**STATED EXERCISE:** Retype all of the data exactly as given.
━━ RECORDS FOR PROCESSING
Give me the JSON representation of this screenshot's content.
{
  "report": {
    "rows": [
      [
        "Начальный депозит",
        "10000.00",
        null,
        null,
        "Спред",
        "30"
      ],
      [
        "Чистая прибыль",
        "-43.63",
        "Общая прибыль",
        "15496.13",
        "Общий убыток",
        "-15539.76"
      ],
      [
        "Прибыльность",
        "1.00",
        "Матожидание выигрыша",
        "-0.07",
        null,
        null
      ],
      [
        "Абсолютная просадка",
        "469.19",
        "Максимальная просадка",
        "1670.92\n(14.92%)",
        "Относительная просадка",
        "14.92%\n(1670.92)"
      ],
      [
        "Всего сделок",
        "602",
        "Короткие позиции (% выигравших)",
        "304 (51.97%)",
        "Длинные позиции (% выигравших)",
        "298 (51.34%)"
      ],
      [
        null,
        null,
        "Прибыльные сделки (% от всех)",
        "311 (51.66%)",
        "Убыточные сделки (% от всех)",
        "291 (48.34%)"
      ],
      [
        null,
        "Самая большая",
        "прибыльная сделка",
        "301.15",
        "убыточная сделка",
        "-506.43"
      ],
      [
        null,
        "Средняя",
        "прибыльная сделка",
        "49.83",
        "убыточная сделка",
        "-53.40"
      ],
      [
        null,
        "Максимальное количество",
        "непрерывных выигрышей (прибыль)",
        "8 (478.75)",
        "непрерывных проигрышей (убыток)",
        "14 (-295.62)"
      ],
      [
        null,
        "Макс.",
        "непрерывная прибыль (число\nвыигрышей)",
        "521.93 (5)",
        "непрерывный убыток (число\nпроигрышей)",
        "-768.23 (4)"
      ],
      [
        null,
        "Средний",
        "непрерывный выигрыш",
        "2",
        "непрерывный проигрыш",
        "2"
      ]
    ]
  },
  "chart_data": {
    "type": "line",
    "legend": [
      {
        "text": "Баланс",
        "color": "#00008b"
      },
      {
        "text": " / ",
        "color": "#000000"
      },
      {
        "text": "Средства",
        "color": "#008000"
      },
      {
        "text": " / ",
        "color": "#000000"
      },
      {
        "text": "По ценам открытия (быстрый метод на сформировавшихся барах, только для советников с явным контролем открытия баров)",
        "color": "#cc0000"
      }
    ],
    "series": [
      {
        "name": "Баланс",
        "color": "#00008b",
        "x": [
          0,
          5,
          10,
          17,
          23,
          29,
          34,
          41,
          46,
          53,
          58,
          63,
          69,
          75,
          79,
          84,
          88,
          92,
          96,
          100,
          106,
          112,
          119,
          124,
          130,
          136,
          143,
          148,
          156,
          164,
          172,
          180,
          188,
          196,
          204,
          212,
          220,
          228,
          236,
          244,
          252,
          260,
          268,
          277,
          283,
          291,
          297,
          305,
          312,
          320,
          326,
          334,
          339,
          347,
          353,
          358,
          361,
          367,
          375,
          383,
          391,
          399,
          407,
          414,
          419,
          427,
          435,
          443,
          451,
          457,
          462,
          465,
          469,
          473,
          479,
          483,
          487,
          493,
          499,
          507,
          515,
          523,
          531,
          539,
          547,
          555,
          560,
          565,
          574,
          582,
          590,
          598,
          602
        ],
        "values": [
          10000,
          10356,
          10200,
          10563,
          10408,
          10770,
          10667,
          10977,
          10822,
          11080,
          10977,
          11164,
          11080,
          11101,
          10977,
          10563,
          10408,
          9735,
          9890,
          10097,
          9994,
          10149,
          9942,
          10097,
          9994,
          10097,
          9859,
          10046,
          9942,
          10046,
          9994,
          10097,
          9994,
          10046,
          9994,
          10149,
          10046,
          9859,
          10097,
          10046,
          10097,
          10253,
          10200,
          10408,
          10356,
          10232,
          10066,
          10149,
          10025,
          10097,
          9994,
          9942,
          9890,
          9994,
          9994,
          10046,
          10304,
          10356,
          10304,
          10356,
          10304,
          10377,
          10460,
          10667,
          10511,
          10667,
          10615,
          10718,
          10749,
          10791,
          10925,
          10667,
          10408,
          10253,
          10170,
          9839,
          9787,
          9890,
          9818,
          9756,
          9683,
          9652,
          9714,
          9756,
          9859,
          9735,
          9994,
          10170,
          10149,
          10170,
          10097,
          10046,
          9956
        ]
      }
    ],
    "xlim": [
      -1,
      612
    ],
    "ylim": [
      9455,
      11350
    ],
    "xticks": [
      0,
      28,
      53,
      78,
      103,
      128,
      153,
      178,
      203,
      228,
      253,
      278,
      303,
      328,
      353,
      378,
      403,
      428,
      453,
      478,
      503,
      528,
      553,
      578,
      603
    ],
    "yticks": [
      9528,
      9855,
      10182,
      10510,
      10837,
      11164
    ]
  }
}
━━━━
**EXERCISE SOLUTION:**
Give me the JSON representation of this screenshot's content.
{
  "report": {
    "rows": [
      [
        "Начальный депозит",
        "10000.00",
        null,
        null,
        "Спред",
        "30"
      ],
      [
        "Чистая прибыль",
        "-43.63",
        "Общая прибыль",
        "15496.13",
        "Общий убыток",
        "-15539.76"
      ],
      [
        "Прибыльность",
        "1.00",
        "Матожидание выигрыша",
        "-0.07",
        null,
        null
      ],
      [
        "Абсолютная просадка",
        "469.19",
        "Максимальная просадка",
        "1670.92\n(14.92%)",
        "Относительная просадка",
        "14.92%\n(1670.92)"
      ],
      [
        "Всего сделок",
        "602",
        "Короткие позиции (% выигравших)",
        "304 (51.97%)",
        "Длинные позиции (% выигравших)",
        "298 (51.34%)"
      ],
      [
        null,
        null,
        "Прибыльные сделки (% от всех)",
        "311 (51.66%)",
        "Убыточные сделки (% от всех)",
        "291 (48.34%)"
      ],
      [
        null,
        "Самая большая",
        "прибыльная сделка",
        "301.15",
        "убыточная сделка",
        "-506.43"
      ],
      [
        null,
        "Средняя",
        "прибыльная сделка",
        "49.83",
        "убыточная сделка",
        "-53.40"
      ],
      [
        null,
        "Максимальное количество",
        "непрерывных выигрышей (прибыль)",
        "8 (478.75)",
        "непрерывных проигрышей (убыток)",
        "14 (-295.62)"
      ],
      [
        null,
        "Макс.",
        "непрерывная прибыль (число\nвыигрышей)",
        "521.93 (5)",
        "непрерывный убыток (число\nпроигрышей)",
        "-768.23 (4)"
      ],
      [
        null,
        "Средний",
        "непрерывный выигрыш",
        "2",
        "непрерывный проигрыш",
        "2"
      ]
    ]
  },
  "chart_data": {
    "type": "line",
    "legend": [
      {
        "text": "Баланс",
        "color": "#00008b"
      },
      {
        "text": " / ",
        "color": "#000000"
      },
      {
        "text": "Средства",
        "color": "#008000"
      },
      {
        "text": " / ",
        "color": "#000000"
      },
      {
        "text": "По ценам открытия (быстрый метод на сформировавшихся барах, только для советников с явным контролем открытия баров)",
        "color": "#cc0000"
      }
    ],
    "series": [
      {
        "name": "Баланс",
        "color": "#00008b",
        "x": [
          0,
          5,
          10,
          17,
          23,
          29,
          34,
          41,
          46,
          53,
          58,
          63,
          69,
          75,
          79,
          84,
          88,
          92,
          96,
          100,
          106,
          112,
          119,
          124,
          130,
          136,
          143,
          148,
          156,
          164,
          172,
          180,
          188,
          196,
          204,
          212,
          220,
          228,
          236,
          244,
          252,
          260,
          268,
          277,
          283,
          291,
          297,
          305,
          312,
          320,
          326,
          334,
          339,
          347,
          353,
          358,
          361,
          367,
          375,
          383,
          391,
          399,
          407,
          414,
          419,
          427,
          435,
          443,
          451,
          457,
          462,
          465,
          469,
          473,
          479,
          483,
          487,
          493,
          499,
          507,
          515,
          523,
          531,
          539,
          547,
          555,
          560,
          565,
          574,
          582,
          590,
          598,
          602
        ],
        "values": [
          10000,
          10356,
          10200,
          10563,
          10408,
          10770,
          10667,
          10977,
          10822,
          11080,
          10977,
          11164,
          11080,
          11101,
          10977,
          10563,
          10408,
          9735,
          9890,
          10097,
          9994,
          10149,
          9942,
          10097,
          9994,
          10097,
          9859,
          10046,
          9942,
          10046,
          9994,
          10097,
          9994,
          10046,
          9994,
          10149,
          10046,
          9859,
          10097,
          10046,
          10097,
          10253,
          10200,
          10408,
          10356,
          10232,
          10066,
          10149,
          10025,
          10097,
          9994,
          9942,
          9890,
          9994,
          9994,
          10046,
          10304,
          10356,
          10304,
          10356,
          10304,
          10377,
          10460,
          10667,
          10511,
          10667,
          10615,
          10718,
          10749,
          10791,
          10925,
          10667,
          10408,
          10253,
          10170,
          9839,
          9787,
          9890,
          9818,
          9756,
          9683,
          9652,
          9714,
          9756,
          9859,
          9735,
          9994,
          10170,
          10149,
          10170,
          10097,
          10046,
          9956
        ]
      }
    ],
    "xlim": [
      -1,
      612
    ],
    "ylim": [
      9455,
      11350
    ],
    "xticks": [
      0,
      28,
      53,
      78,
      103,
      128,
      153,
      178,
      203,
      228,
      253,
      278,
      303,
      328,
      353,
      378,
      403,
      428,
      453,
      478,
      503,
      528,
      553,
      578,
      603
    ],
    "yticks": [
      9528,
      9855,
      10182,
      10510,
      10837,
      11164
    ]
  }
}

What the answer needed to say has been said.